TEXTE À LIRE.
* * * * * * *
R.G : N° RG 21/02239 – N° Portalis DBVQ-V-B7F-FDAP

S.A.R.L. LES CLEFS DE L’IMMOBILIER

c/

S.A.S. NATIVE IMMOBILIER

CL

Formule exécutoire le :

à :

la SELARL HBS

la SELARL SG AVOCATS CONSEIL

COUR D’APPEL DE REIMS

CHAMBRE CIVILE-1° SECTION

ARRET DU 03 MAI 2022

APPELANTE :

d’une ordonnance de référé rendue le 1 décembre 2021 par le Tribunal de Commerce de REIMS

S.A.R.L. LES CLEFS DE L’IMMOBILIER

[Adresse 2]

[Localité 3]

Représentée par Me Nicolas HÜBSCH de la SELARL HBS, avocat au barreau de REIMS

INTIMEE :

S.A.S. NATIVE IMMOBILIER exerce son activité sous le nom commercial ‘CITYA CHAMPAGNE – CITYA NATIVE’.

[Adresse 1]

[Localité 3]

Représentée par Me Sami GATTOUFI de la SELARL SG AVOCATS CONSEIL, avocat au barreau de REIMS et ayant pour conseil Maître GEORGET avocat au barreau de TOURS

COMPOSITION DE LA COUR LORS DES DEBATS ET DU DELIBERE :

Madame Elisabeth JUNGBLUTH, président de chambre

Madame Florence MATHIEU, conseiller

Monsieur Cédric LECLER, conseiller

GREFFIER :

M. Abdel-Ali AIT AKKA, Greffier Placé lors des débats et Monsieur MUFFAT-GENDET greffier lors du prononcé

DEBATS :

A l’audience publique du 5 avril 2022, où l’affaire a été mise en délibéré au 3 mai 2022,

ARRET :

Contradictoire, prononcé par mise à disposition au greffe le 3 mai 2022 et signé par Madame Elisabeth JUNGBLUTH, présidente de chambre, et Monsieur Nicolas MUFFAT-GENDET, greffier, auquel la minute a été remise par le magistrat signataire.

* * * * *

Le 16 mars 2021, la société par actions simplifiée Native immobilier (la société Native) a saisi le président du tribunal de commerce de Reims d’une requête aux fins de voir réaliser, par huissier de justice et experts informatiques, des investigations dans l’ordinateur portable professionnel de Monsieur [G] [S], et/ou sur l’ordinateur de la société à responsabilité limitée Les Clefs de l’Immobilier (la société Les Clefs).

Par ordonnance en date du 16 mars 2021, le président du tribunal de commerce de Reims a fait droit à cette requête, et a désigné Madame [Z] [U], huissier de justice, avec mission de se rendre et à entrer, assistée en tant que de besoin d’un représentant des forces de l’ordre, ou à défaut, se faire assister de deux témoins majeurs, d’un serrurier d’un informaticien et/ ou expert en informatique, choisis par l’huissier désigné, au siège social de la société Les Clefs, à l’effet de:

– prendre connaissance du fichier clients de la société Native listant les copropriétés qui avaient pour gestionnaire Monsieur [S];

– accéder à tous documents et informations détenus par Monsieur [S] et/ou la société Les Clefs sur papier ou tout support de quelque nature que ce soit, et notamment, électronique ou informatique, tel qu’ordinateur, tablettes, téléphones ou tout support de sauvegarde informatique de quelque nature que ce soit dont disque dur interne ou externe, disque gravé, clé USB, carte mémoire, sauvegarde « cloud » afin de vérifier s’il contenait des informations pouvant être issues ou en lien avec le fichier clients de la société Native;

– procéder à l’extraction et à la sauvegarde des données relatives au fichier clients de la société Native présents dans lesdits supports détenus par Monsieur [S] et/ou la société Les Clefs;

– dresser procès-verbal attestant du déroulement de toutes les opérations effectuées et des constatations dont ils étaient chargés, accompagné d’une copie de toutes les pièces recueillies;

– remettre au représentant de la société Les Clefs un exemplaire du procès-verbal, accompagné des dites pièces;

– conserver les mêmes pièces au rang des minutes de son étude.
* * * * * * *
DONNÉES FOURNIES.

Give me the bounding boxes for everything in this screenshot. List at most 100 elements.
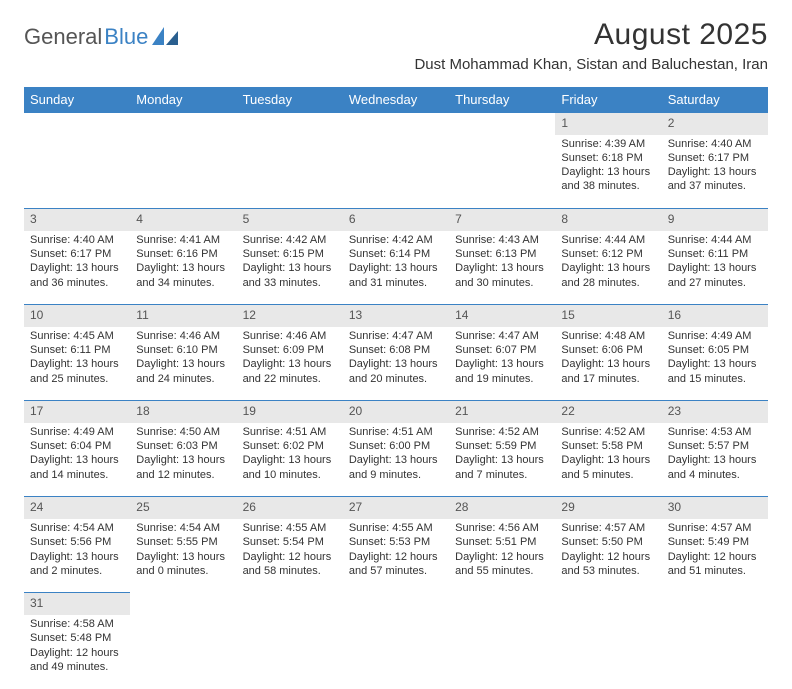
day-detail-line: Sunrise: 4:52 AM <box>455 425 549 439</box>
day-number-row: 24252627282930 <box>24 497 768 519</box>
day-detail-line: and 27 minutes. <box>668 276 762 290</box>
day-detail-row: Sunrise: 4:40 AMSunset: 6:17 PMDaylight:… <box>24 231 768 305</box>
day-detail-line: Sunset: 5:54 PM <box>243 535 337 549</box>
day-number-cell: 12 <box>237 305 343 327</box>
day-detail-line: Sunrise: 4:57 AM <box>668 521 762 535</box>
day-detail-line: Sunrise: 4:49 AM <box>668 329 762 343</box>
day-detail-line: and 9 minutes. <box>349 468 443 482</box>
day-number-row: 17181920212223 <box>24 401 768 423</box>
day-detail-line: Daylight: 12 hours <box>30 646 124 660</box>
day-number-cell: 17 <box>24 401 130 423</box>
day-detail-line: Sunrise: 4:54 AM <box>30 521 124 535</box>
day-detail-line: Daylight: 13 hours <box>136 550 230 564</box>
day-detail-line: Daylight: 13 hours <box>243 357 337 371</box>
day-detail-cell: Sunrise: 4:56 AMSunset: 5:51 PMDaylight:… <box>449 519 555 593</box>
column-header: Thursday <box>449 87 555 113</box>
day-detail-line: Sunset: 5:49 PM <box>668 535 762 549</box>
day-detail-line: Sunset: 5:57 PM <box>668 439 762 453</box>
day-detail-line: Sunrise: 4:52 AM <box>561 425 655 439</box>
day-detail-line: Sunrise: 4:43 AM <box>455 233 549 247</box>
day-detail-line: Sunset: 5:48 PM <box>30 631 124 645</box>
day-detail-line: Sunset: 5:55 PM <box>136 535 230 549</box>
day-number-cell <box>24 113 130 135</box>
day-detail-line: Sunrise: 4:46 AM <box>243 329 337 343</box>
day-detail-cell <box>449 135 555 209</box>
day-detail-row: Sunrise: 4:58 AMSunset: 5:48 PMDaylight:… <box>24 615 768 689</box>
day-detail-line: and 53 minutes. <box>561 564 655 578</box>
day-detail-line: Sunrise: 4:45 AM <box>30 329 124 343</box>
column-header: Saturday <box>662 87 768 113</box>
day-detail-line: Sunset: 6:18 PM <box>561 151 655 165</box>
day-detail-line: and 0 minutes. <box>136 564 230 578</box>
column-header: Monday <box>130 87 236 113</box>
day-number-cell: 25 <box>130 497 236 519</box>
day-detail-row: Sunrise: 4:39 AMSunset: 6:18 PM Daylight:… <box>24 135 768 209</box>
day-detail-line: Daylight: 13 hours <box>136 357 230 371</box>
day-detail-cell: Sunrise: 4:49 AMSunset: 6:05 PMDaylight:… <box>662 327 768 401</box>
day-detail-line: Daylight: 13 hours <box>668 357 762 371</box>
day-detail-line: Sunset: 6:13 PM <box>455 247 549 261</box>
day-detail-line: Sunrise: 4:58 AM <box>30 617 124 631</box>
day-detail-cell: Sunrise: 4:53 AMSunset: 5:57 PMDaylight:… <box>662 423 768 497</box>
day-detail-cell: Sunrise: 4:50 AMSunset: 6:03 PMDaylight:… <box>130 423 236 497</box>
day-detail-cell: Sunrise: 4:41 AMSunset: 6:16 PMDaylight:… <box>130 231 236 305</box>
day-detail-line: and 36 minutes. <box>30 276 124 290</box>
day-detail-line: and 51 minutes. <box>668 564 762 578</box>
day-detail-line: and 28 minutes. <box>561 276 655 290</box>
day-detail-cell <box>449 615 555 689</box>
day-detail-cell <box>343 135 449 209</box>
day-detail-cell <box>662 615 768 689</box>
day-detail-line: Sunset: 5:58 PM <box>561 439 655 453</box>
day-detail-line: Sunrise: 4:41 AM <box>136 233 230 247</box>
day-detail-cell: Sunrise: 4:46 AMSunset: 6:10 PMDaylight:… <box>130 327 236 401</box>
day-detail-cell: Sunrise: 4:52 AMSunset: 5:59 PMDaylight:… <box>449 423 555 497</box>
day-detail-line: Sunrise: 4:51 AM <box>349 425 443 439</box>
day-number-cell: 20 <box>343 401 449 423</box>
day-detail-cell: Sunrise: 4:58 AMSunset: 5:48 PMDaylight:… <box>24 615 130 689</box>
day-detail-line: and 37 minutes. <box>668 179 762 193</box>
location-subtitle: Dust Mohammad Khan, Sistan and Baluchest… <box>414 56 768 73</box>
day-detail-cell: Sunrise: 4:40 AMSunset: 6:17 PMDaylight:… <box>24 231 130 305</box>
day-number-cell: 5 <box>237 209 343 231</box>
day-detail-line: and 58 minutes. <box>243 564 337 578</box>
day-detail-line: and 55 minutes. <box>455 564 549 578</box>
day-detail-line: Sunset: 6:06 PM <box>561 343 655 357</box>
column-header: Tuesday <box>237 87 343 113</box>
day-detail-line: Sunrise: 4:57 AM <box>561 521 655 535</box>
day-detail-line: Sunrise: 4:42 AM <box>243 233 337 247</box>
day-number-cell: 28 <box>449 497 555 519</box>
calendar-header-row: SundayMondayTuesdayWednesdayThursdayFrid… <box>24 87 768 113</box>
day-detail-cell <box>24 135 130 209</box>
day-detail-cell: Sunrise: 4:43 AMSunset: 6:13 PMDaylight:… <box>449 231 555 305</box>
day-detail-cell <box>237 615 343 689</box>
day-detail-line: Sunset: 6:11 PM <box>668 247 762 261</box>
day-detail-line: Sunset: 5:59 PM <box>455 439 549 453</box>
day-number-cell: 26 <box>237 497 343 519</box>
day-number-cell: 7 <box>449 209 555 231</box>
day-detail-line: and 10 minutes. <box>243 468 337 482</box>
day-detail-line: Sunrise: 4:54 AM <box>136 521 230 535</box>
day-number-row: 10111213141516 <box>24 305 768 327</box>
day-detail-line: Daylight: 13 hours <box>668 453 762 467</box>
day-detail-line: and 30 minutes. <box>455 276 549 290</box>
day-detail-cell: Sunrise: 4:49 AMSunset: 6:04 PMDaylight:… <box>24 423 130 497</box>
day-number-cell: 16 <box>662 305 768 327</box>
day-detail-line: Sunset: 6:04 PM <box>30 439 124 453</box>
day-detail-line: Daylight: 13 hours <box>561 357 655 371</box>
day-detail-line: and 19 minutes. <box>455 372 549 386</box>
day-detail-line: and 38 minutes. <box>561 179 655 193</box>
day-detail-cell <box>555 615 661 689</box>
day-detail-line: Daylight: 12 hours <box>243 550 337 564</box>
day-detail-line: and 20 minutes. <box>349 372 443 386</box>
day-detail-line: and 57 minutes. <box>349 564 443 578</box>
page-header: GeneralBlue August 2025 Dust Mohammad Kh… <box>0 0 792 79</box>
day-detail-line: Sunrise: 4:39 AM <box>561 137 655 151</box>
day-detail-line: Daylight: 13 hours <box>668 165 762 179</box>
day-detail-line: Sunrise: 4:46 AM <box>136 329 230 343</box>
day-detail-line: Daylight: 13 hours <box>455 261 549 275</box>
day-detail-cell <box>130 135 236 209</box>
day-number-cell: 15 <box>555 305 661 327</box>
day-detail-line: Sunset: 5:50 PM <box>561 535 655 549</box>
day-detail-line: Daylight: 13 hours <box>136 453 230 467</box>
day-detail-cell: Sunrise: 4:44 AMSunset: 6:11 PMDaylight:… <box>662 231 768 305</box>
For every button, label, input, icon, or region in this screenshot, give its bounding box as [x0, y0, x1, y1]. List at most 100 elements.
* * * * * * *
CONSIGNE 1.
Recopiez à l'identique tout ce qui va, dans l'arrêt de la cour d'appel, de « A l’audience publique » jusqu'à « société Les Clefs). ».
CONSIGNE 2.
Restituez à l'identique, dans les entrées, tout ce qui va de la ligne contenant « day-detail-line: Sunrise: 4:52 AM <box>455 » jusqu'à la ligne contenant « day-detail-line: and 0 », ces deux lignes comprises.

CORRIGÉ 1.
A l’audience publique du 5 avril 2022, où l’affaire a été mise en délibéré au 3 mai 2022,

ARRET :

Contradictoire, prononcé par mise à disposition au greffe le 3 mai 2022 et signé par Madame Elisabeth JUNGBLUTH, présidente de chambre, et Monsieur Nicolas MUFFAT-GENDET, greffier, auquel la minute a été remise par le magistrat signataire.

* * * * *

Le 16 mars 2021, la société par actions simplifiée Native immobilier (la société Native) a saisi le président du tribunal de commerce de Reims d’une requête aux fins de voir réaliser, par huissier de justice et experts informatiques, des investigations dans l’ordinateur portable professionnel de Monsieur [G] [S], et/ou sur l’ordinateur de la société à responsabilité limitée Les Clefs de l’Immobilier (la société Les Clefs).

CORRIGÉ 2.
day-detail-line: Sunrise: 4:52 AM <box>455 425 549 439</box>
day-number-row: 24252627282930 <box>24 497 768 519</box>
day-detail-line: and 27 minutes. <box>668 276 762 290</box>
day-detail-row: Sunrise: 4:40 AMSunset: 6:17 PMDaylight:… <box>24 231 768 305</box>
day-detail-line: Sunset: 5:54 PM <box>243 535 337 549</box>
day-number-cell: 12 <box>237 305 343 327</box>
day-detail-line: Sunrise: 4:57 AM <box>668 521 762 535</box>
day-detail-line: Sunrise: 4:49 AM <box>668 329 762 343</box>
day-detail-line: and 9 minutes. <box>349 468 443 482</box>
day-number-row: 17181920212223 <box>24 401 768 423</box>
day-detail-line: Daylight: 12 hours <box>30 646 124 660</box>
day-number-cell: 17 <box>24 401 130 423</box>
day-detail-line: Sunrise: 4:54 AM <box>30 521 124 535</box>
day-detail-line: Daylight: 13 hours <box>136 550 230 564</box>
day-detail-line: Daylight: 13 hours <box>243 357 337 371</box>
day-detail-cell: Sunrise: 4:56 AMSunset: 5:51 PMDaylight:… <box>449 519 555 593</box>
column-header: Thursday <box>449 87 555 113</box>
day-detail-line: Sunset: 5:49 PM <box>668 535 762 549</box>
day-detail-line: Sunset: 5:57 PM <box>668 439 762 453</box>
day-detail-line: Sunrise: 4:52 AM <box>561 425 655 439</box>
day-detail-line: Sunrise: 4:43 AM <box>455 233 549 247</box>
day-detail-line: Sunset: 5:48 PM <box>30 631 124 645</box>
day-detail-line: Sunset: 5:55 PM <box>136 535 230 549</box>
day-number-cell <box>24 113 130 135</box>
day-detail-line: Sunrise: 4:46 AM <box>243 329 337 343</box>
day-detail-cell <box>449 135 555 209</box>
day-detail-row: Sunrise: 4:58 AMSunset: 5:48 PMDaylight:… <box>24 615 768 689</box>
day-detail-line: and 53 minutes. <box>561 564 655 578</box>
day-detail-line: Sunrise: 4:45 AM <box>30 329 124 343</box>
column-header: Saturday <box>662 87 768 113</box>
day-detail-line: Sunset: 6:18 PM <box>561 151 655 165</box>
day-detail-line: and 0 minutes. <box>136 564 230 578</box>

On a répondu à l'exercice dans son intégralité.